>> BEGIN Input

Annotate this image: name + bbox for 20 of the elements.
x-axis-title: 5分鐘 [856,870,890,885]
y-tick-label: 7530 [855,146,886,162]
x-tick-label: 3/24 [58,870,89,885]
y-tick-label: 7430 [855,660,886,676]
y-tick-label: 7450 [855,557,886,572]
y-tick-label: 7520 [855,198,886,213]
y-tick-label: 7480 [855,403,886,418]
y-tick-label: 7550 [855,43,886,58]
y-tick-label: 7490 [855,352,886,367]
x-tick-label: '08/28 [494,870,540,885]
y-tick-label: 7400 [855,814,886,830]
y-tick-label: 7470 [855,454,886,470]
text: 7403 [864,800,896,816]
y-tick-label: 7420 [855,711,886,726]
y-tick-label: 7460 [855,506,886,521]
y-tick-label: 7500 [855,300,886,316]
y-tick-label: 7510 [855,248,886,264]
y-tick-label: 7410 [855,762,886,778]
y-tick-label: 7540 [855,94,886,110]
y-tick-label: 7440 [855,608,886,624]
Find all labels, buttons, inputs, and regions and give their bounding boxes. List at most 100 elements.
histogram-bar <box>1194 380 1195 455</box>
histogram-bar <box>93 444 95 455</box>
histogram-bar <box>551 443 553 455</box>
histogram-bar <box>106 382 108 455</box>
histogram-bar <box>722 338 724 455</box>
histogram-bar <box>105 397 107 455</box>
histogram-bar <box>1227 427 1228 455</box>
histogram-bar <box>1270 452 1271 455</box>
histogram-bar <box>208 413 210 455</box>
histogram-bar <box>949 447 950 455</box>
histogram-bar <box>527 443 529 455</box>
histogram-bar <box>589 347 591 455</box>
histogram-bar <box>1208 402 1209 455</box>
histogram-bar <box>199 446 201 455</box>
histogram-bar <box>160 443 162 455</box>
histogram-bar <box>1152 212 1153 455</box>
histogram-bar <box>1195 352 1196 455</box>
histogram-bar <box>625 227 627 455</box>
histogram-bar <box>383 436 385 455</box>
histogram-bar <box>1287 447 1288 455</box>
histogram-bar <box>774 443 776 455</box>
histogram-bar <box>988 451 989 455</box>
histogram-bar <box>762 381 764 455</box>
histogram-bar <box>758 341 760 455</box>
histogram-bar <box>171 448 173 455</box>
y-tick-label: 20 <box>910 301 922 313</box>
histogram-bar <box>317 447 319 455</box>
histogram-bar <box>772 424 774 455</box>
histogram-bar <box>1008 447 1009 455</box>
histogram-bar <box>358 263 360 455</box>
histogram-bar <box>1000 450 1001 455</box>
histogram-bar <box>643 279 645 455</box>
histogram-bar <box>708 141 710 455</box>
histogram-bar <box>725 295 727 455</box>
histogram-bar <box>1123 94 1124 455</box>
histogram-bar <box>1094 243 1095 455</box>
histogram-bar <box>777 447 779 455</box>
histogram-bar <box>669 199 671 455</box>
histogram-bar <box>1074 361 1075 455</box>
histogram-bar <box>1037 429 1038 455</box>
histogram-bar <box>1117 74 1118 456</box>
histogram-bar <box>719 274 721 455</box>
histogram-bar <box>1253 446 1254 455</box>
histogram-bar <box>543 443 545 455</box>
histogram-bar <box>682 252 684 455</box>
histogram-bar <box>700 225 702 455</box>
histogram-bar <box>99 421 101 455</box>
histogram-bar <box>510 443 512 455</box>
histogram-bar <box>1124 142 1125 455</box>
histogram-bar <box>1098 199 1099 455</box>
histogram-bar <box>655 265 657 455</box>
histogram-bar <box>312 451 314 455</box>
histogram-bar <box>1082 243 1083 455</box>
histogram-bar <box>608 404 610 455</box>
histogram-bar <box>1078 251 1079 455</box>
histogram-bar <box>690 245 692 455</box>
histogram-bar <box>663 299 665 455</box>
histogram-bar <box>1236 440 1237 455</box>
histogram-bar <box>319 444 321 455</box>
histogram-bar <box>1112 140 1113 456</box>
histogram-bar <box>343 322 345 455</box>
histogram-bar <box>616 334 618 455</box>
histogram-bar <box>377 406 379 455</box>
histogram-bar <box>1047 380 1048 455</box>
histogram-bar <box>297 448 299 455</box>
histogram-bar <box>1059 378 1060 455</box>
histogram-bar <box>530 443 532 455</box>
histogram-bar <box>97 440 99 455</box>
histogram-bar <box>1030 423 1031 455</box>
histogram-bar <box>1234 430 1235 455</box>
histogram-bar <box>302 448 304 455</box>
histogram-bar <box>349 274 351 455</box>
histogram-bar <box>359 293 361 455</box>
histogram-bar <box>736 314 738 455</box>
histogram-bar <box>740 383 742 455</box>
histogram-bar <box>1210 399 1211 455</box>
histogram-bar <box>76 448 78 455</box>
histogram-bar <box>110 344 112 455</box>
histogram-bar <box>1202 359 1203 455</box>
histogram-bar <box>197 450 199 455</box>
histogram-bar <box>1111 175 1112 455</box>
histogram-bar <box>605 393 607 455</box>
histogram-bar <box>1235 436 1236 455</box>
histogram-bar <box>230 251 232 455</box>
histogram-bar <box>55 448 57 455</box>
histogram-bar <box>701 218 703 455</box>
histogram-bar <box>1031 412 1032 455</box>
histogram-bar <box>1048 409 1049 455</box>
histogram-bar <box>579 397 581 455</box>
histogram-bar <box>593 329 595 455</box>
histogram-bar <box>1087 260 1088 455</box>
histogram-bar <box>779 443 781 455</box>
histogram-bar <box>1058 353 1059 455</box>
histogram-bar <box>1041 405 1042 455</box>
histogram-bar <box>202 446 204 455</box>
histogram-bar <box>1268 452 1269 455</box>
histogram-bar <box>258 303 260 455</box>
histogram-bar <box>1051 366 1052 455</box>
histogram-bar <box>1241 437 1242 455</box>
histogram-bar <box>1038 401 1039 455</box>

>> END Input

**Goal:** Can you write out everything from the first line down through the line containing "histogram-bar <box>1208 402 1209 455</box>" again, substituting "y-axis-label" for "y-tick-label" and leaving all else unchanged?

**Solution for this problem:**
Annotate this image: name + bbox for 20 of the elements.
x-axis-title: 5分鐘 [856,870,890,885]
y-axis-label: 7530 [855,146,886,162]
x-tick-label: 3/24 [58,870,89,885]
y-axis-label: 7430 [855,660,886,676]
y-axis-label: 7450 [855,557,886,572]
y-axis-label: 7520 [855,198,886,213]
y-axis-label: 7480 [855,403,886,418]
y-axis-label: 7550 [855,43,886,58]
y-axis-label: 7490 [855,352,886,367]
x-tick-label: '08/28 [494,870,540,885]
y-axis-label: 7400 [855,814,886,830]
y-axis-label: 7470 [855,454,886,470]
text: 7403 [864,800,896,816]
y-axis-label: 7420 [855,711,886,726]
y-axis-label: 7460 [855,506,886,521]
y-axis-label: 7500 [855,300,886,316]
y-axis-label: 7510 [855,248,886,264]
y-axis-label: 7410 [855,762,886,778]
y-axis-label: 7540 [855,94,886,110]
y-axis-label: 7440 [855,608,886,624]
Find all labels, buttons, inputs, and regions and give their bounding boxes. List at most 100 elements.
histogram-bar <box>1194 380 1195 455</box>
histogram-bar <box>93 444 95 455</box>
histogram-bar <box>551 443 553 455</box>
histogram-bar <box>106 382 108 455</box>
histogram-bar <box>722 338 724 455</box>
histogram-bar <box>105 397 107 455</box>
histogram-bar <box>1227 427 1228 455</box>
histogram-bar <box>1270 452 1271 455</box>
histogram-bar <box>208 413 210 455</box>
histogram-bar <box>949 447 950 455</box>
histogram-bar <box>527 443 529 455</box>
histogram-bar <box>589 347 591 455</box>
histogram-bar <box>1208 402 1209 455</box>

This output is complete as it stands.